» **Aim of the exercise**: Your answer should be one number: the count of lines in these entries that hold the word "countries".
BEGIN Source records
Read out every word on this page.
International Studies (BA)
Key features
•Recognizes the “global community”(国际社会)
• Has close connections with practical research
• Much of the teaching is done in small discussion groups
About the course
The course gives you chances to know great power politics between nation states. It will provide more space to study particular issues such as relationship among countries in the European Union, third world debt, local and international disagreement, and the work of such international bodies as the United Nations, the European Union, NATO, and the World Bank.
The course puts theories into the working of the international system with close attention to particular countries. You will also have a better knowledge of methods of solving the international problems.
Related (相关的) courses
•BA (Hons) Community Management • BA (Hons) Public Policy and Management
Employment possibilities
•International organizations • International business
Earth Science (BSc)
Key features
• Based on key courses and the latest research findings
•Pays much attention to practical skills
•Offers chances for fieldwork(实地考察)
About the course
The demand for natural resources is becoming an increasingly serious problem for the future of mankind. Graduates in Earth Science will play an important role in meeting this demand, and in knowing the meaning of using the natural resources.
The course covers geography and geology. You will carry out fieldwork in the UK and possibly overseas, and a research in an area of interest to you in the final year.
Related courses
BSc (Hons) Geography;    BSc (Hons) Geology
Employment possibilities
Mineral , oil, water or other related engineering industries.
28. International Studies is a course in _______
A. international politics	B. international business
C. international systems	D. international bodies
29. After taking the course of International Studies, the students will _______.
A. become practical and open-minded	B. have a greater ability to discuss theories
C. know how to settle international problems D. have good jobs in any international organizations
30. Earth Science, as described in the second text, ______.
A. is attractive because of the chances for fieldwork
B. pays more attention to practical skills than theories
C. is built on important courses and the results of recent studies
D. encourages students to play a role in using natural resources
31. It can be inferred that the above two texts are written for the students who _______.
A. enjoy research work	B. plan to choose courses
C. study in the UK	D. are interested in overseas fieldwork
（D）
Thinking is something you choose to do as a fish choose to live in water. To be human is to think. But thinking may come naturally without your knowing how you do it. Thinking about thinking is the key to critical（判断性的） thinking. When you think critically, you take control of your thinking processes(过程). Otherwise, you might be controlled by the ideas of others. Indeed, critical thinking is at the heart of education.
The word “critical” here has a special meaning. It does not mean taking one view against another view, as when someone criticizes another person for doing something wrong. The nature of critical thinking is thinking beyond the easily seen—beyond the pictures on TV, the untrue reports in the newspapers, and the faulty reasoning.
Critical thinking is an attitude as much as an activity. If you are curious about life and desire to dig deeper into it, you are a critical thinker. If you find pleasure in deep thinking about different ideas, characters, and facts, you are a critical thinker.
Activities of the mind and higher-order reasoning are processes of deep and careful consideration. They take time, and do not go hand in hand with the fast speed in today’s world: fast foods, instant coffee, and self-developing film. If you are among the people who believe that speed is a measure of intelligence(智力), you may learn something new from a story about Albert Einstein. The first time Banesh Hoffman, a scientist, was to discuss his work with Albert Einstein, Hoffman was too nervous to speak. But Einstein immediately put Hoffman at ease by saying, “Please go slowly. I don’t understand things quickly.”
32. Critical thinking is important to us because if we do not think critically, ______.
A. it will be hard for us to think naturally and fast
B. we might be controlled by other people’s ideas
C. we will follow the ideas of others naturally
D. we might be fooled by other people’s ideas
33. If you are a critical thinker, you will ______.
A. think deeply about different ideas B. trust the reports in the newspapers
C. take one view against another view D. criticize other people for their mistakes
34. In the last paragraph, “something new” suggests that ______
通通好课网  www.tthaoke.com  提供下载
END Source records
» **Response below**: 2